**Recorded data:**
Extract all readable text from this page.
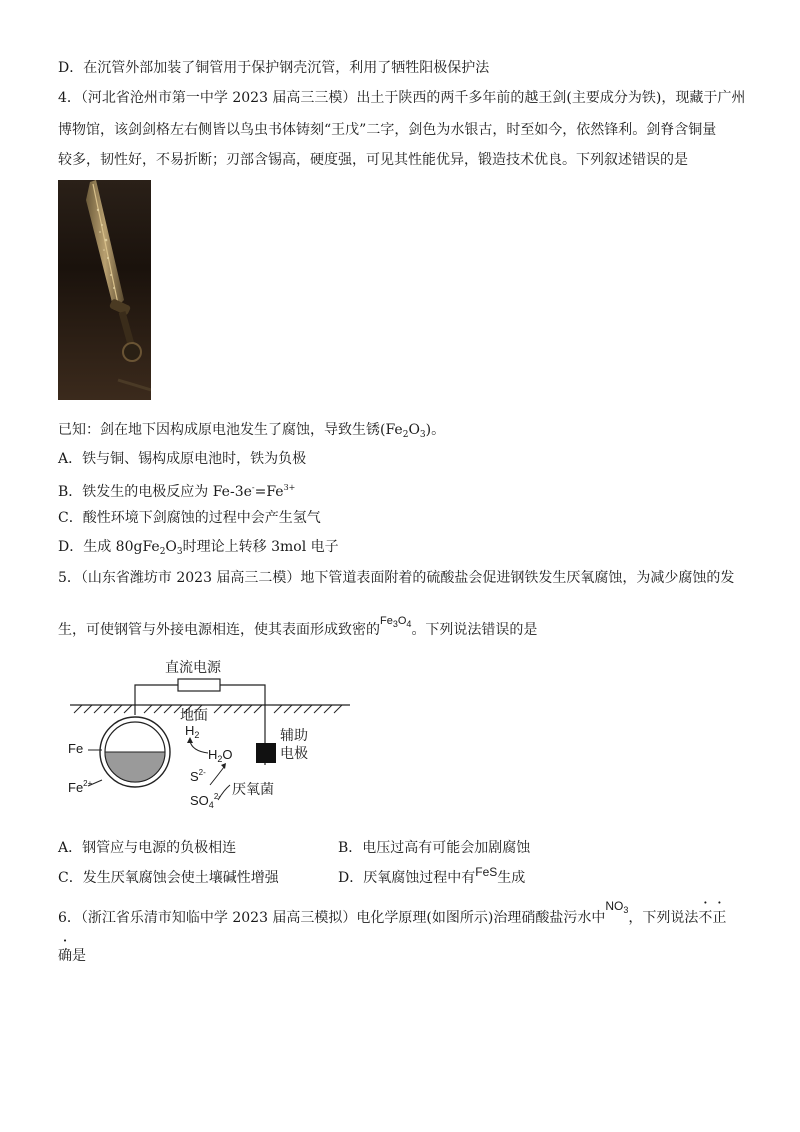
D．在沉管外部加装了铜管用于保护钢壳沉管，利用了牺牲阳极保护法
4．（河北省沧州市第一中学 2023 届高三三模）出土于陕西的两千多年前的越王剑(主要成分为铁)，现藏于广州
博物馆，该剑剑格左右侧皆以鸟虫书体铸刻“王戊”二字，剑色为水银古，时至如今，依然锋利。剑脊含铜量
较多，韧性好，不易折断；刃部含锡高，硬度强，可见其性能优异，锻造技术优良。下列叙述错误的是
已知：剑在地下因构成原电池发生了腐蚀，导致生锈$(Fe_2O_3)$。
A．铁与铜、锡构成原电池时，铁为负极
B．铁发生的电极反应为 $Fe-3e^-=Fe^{3+}$
C．酸性环境下剑腐蚀的过程中会产生氢气
D．生成 $80gFe_2O_3$时理论上转移 3mol 电子
5．（山东省潍坊市 2023 届高三二模）地下管道表面附着的硫酸盐会促进钢铁发生厌氧腐蚀，为减少腐蚀的发
生，可使钢管与外接电源相连，使其表面形成致密的$Fe_3O_4$。下列说法错误的是
直流电源
地面
辅助
电极
Fe
$Fe^{2+}$
$H_2$
$H_2O$
$S^{2-}$
$SO_4^{2-}$ 厌氧菌
A．钢管应与电源的负极相连	B．电压过高有可能会加剧腐蚀
C．发生厌氧腐蚀会使土壤碱性增强	D．厌氧腐蚀过程中有FeS生成
6．（浙江省乐清市知临中学 2023 届高三模拟）电化学原理(如图所示)治理硝酸盐污水中$NO_3$，下列说法不正
确是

**Exercise:**
All of the lines above should be retyped precisely, apart from the pictures.

**Exercise answer:**
Extract all readable text from this page.
D．在沉管外部加装了铜管用于保护钢壳沉管，利用了牺牲阳极保护法
4．（河北省沧州市第一中学 2023 届高三三模）出土于陕西的两千多年前的越王剑(主要成分为铁)，现藏于广州
博物馆，该剑剑格左右侧皆以鸟虫书体铸刻“王戊”二字，剑色为水银古，时至如今，依然锋利。剑脊含铜量
较多，韧性好，不易折断；刃部含锡高，硬度强，可见其性能优异，锻造技术优良。下列叙述错误的是
已知：剑在地下因构成原电池发生了腐蚀，导致生锈$(Fe_2O_3)$。
A．铁与铜、锡构成原电池时，铁为负极
B．铁发生的电极反应为 $Fe-3e^-=Fe^{3+}$
C．酸性环境下剑腐蚀的过程中会产生氢气
D．生成 $80gFe_2O_3$时理论上转移 3mol 电子
5．（山东省潍坊市 2023 届高三二模）地下管道表面附着的硫酸盐会促进钢铁发生厌氧腐蚀，为减少腐蚀的发
生，可使钢管与外接电源相连，使其表面形成致密的$Fe_3O_4$。下列说法错误的是
直流电源
地面
辅助
电极
Fe
$Fe^{2+}$
$H_2$
$H_2O$
$S^{2-}$
$SO_4^{2-}$ 厌氧菌
A．钢管应与电源的负极相连	B．电压过高有可能会加剧腐蚀
C．发生厌氧腐蚀会使土壤碱性增强	D．厌氧腐蚀过程中有FeS生成
6．（浙江省乐清市知临中学 2023 届高三模拟）电化学原理(如图所示)治理硝酸盐污水中$NO_3$，下列说法不正
确是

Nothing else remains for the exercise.